Render the material again word for word, skipping the pictures in it.
*** Stored records
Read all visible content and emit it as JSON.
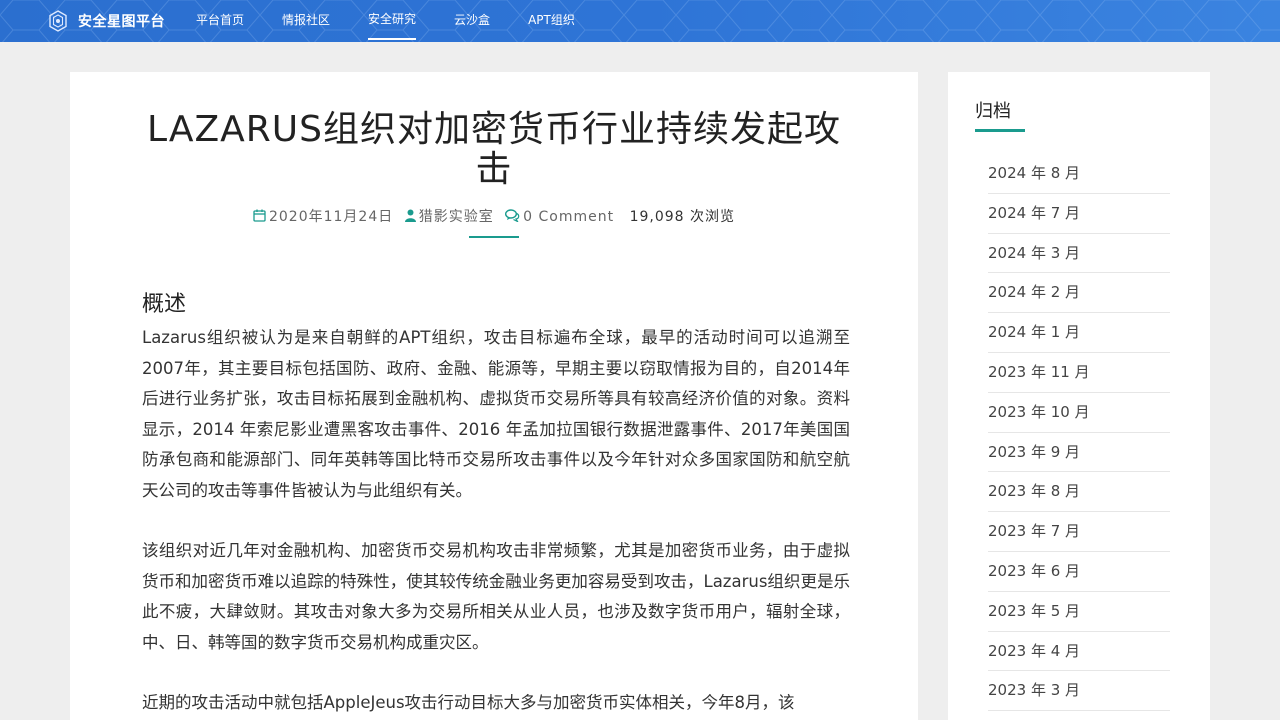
{
  "brand": {
    "name": "安全星图平台",
    "logo_icon": "shield-logo-icon"
  },
  "nav": {
    "items": [
      {
        "label": "平台首页",
        "active": false
      },
      {
        "label": "情报社区",
        "active": false
      },
      {
        "label": "安全研究",
        "active": true
      },
      {
        "label": "云沙盒",
        "active": false
      },
      {
        "label": "APT组织",
        "active": false
      }
    ]
  },
  "article": {
    "title": "LAZARUS组织对加密货币行业持续发起攻击",
    "meta": {
      "date": "2020年11月24日",
      "author": "猎影实验室",
      "comments": "0 Comment",
      "views": "19,098 次浏览"
    },
    "section_heading": "概述",
    "paragraphs": [
      "Lazarus组织被认为是来自朝鲜的APT组织，攻击目标遍布全球，最早的活动时间可以追溯至2007年，其主要目标包括国防、政府、金融、能源等，早期主要以窃取情报为目的，自2014年后进行业务扩张，攻击目标拓展到金融机构、虚拟货币交易所等具有较高经济价值的对象。资料显示，2014 年索尼影业遭黑客攻击事件、2016 年孟加拉国银行数据泄露事件、2017年美国国防承包商和能源部门、同年英韩等国比特币交易所攻击事件以及今年针对众多国家国防和航空航天公司的攻击等事件皆被认为与此组织有关。",
      "该组织对近几年对金融机构、加密货币交易机构攻击非常频繁，尤其是加密货币业务，由于虚拟货币和加密货币难以追踪的特殊性，使其较传统金融业务更加容易受到攻击，Lazarus组织更是乐此不疲，大肆敛财。其攻击对象大多为交易所相关从业人员，也涉及数字货币用户，辐射全球，中、日、韩等国的数字货币交易机构成重灾区。",
      "近期的攻击活动中就包括AppleJeus攻击行动目标大多与加密货币实体相关，今年8月，该"
    ]
  },
  "sidebar": {
    "title": "归档",
    "archives": [
      "2024 年 8 月",
      "2024 年 7 月",
      "2024 年 3 月",
      "2024 年 2 月",
      "2024 年 1 月",
      "2023 年 11 月",
      "2023 年 10 月",
      "2023 年 9 月",
      "2023 年 8 月",
      "2023 年 7 月",
      "2023 年 6 月",
      "2023 年 5 月",
      "2023 年 4 月",
      "2023 年 3 月"
    ]
  },
  "colors": {
    "header_blue": "#2e74d6",
    "accent_teal": "#1a9b8e",
    "page_bg": "#eeeeee"
  }
}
******
▸ **Result**
Read all visible content and emit it as JSON.
{
  "brand": {
    "name": "安全星图平台",
    "logo_icon": "shield-logo-icon"
  },
  "nav": {
    "items": [
      {
        "label": "平台首页",
        "active": false
      },
      {
        "label": "情报社区",
        "active": false
      },
      {
        "label": "安全研究",
        "active": true
      },
      {
        "label": "云沙盒",
        "active": false
      },
      {
        "label": "APT组织",
        "active": false
      }
    ]
  },
  "article": {
    "title": "LAZARUS组织对加密货币行业持续发起攻击",
    "meta": {
      "date": "2020年11月24日",
      "author": "猎影实验室",
      "comments": "0 Comment",
      "views": "19,098 次浏览"
    },
    "section_heading": "概述",
    "paragraphs": [
      "Lazarus组织被认为是来自朝鲜的APT组织，攻击目标遍布全球，最早的活动时间可以追溯至2007年，其主要目标包括国防、政府、金融、能源等，早期主要以窃取情报为目的，自2014年后进行业务扩张，攻击目标拓展到金融机构、虚拟货币交易所等具有较高经济价值的对象。资料显示，2014 年索尼影业遭黑客攻击事件、2016 年孟加拉国银行数据泄露事件、2017年美国国防承包商和能源部门、同年英韩等国比特币交易所攻击事件以及今年针对众多国家国防和航空航天公司的攻击等事件皆被认为与此组织有关。",
      "该组织对近几年对金融机构、加密货币交易机构攻击非常频繁，尤其是加密货币业务，由于虚拟货币和加密货币难以追踪的特殊性，使其较传统金融业务更加容易受到攻击，Lazarus组织更是乐此不疲，大肆敛财。其攻击对象大多为交易所相关从业人员，也涉及数字货币用户，辐射全球，中、日、韩等国的数字货币交易机构成重灾区。",
      "近期的攻击活动中就包括AppleJeus攻击行动目标大多与加密货币实体相关，今年8月，该"
    ]
  },
  "sidebar": {
    "title": "归档",
    "archives": [
      "2024 年 8 月",
      "2024 年 7 月",
      "2024 年 3 月",
      "2024 年 2 月",
      "2024 年 1 月",
      "2023 年 11 月",
      "2023 年 10 月",
      "2023 年 9 月",
      "2023 年 8 月",
      "2023 年 7 月",
      "2023 年 6 月",
      "2023 年 5 月",
      "2023 年 4 月",
      "2023 年 3 月"
    ]
  },
  "colors": {
    "header_blue": "#2e74d6",
    "accent_teal": "#1a9b8e",
    "page_bg": "#eeeeee"
  }
}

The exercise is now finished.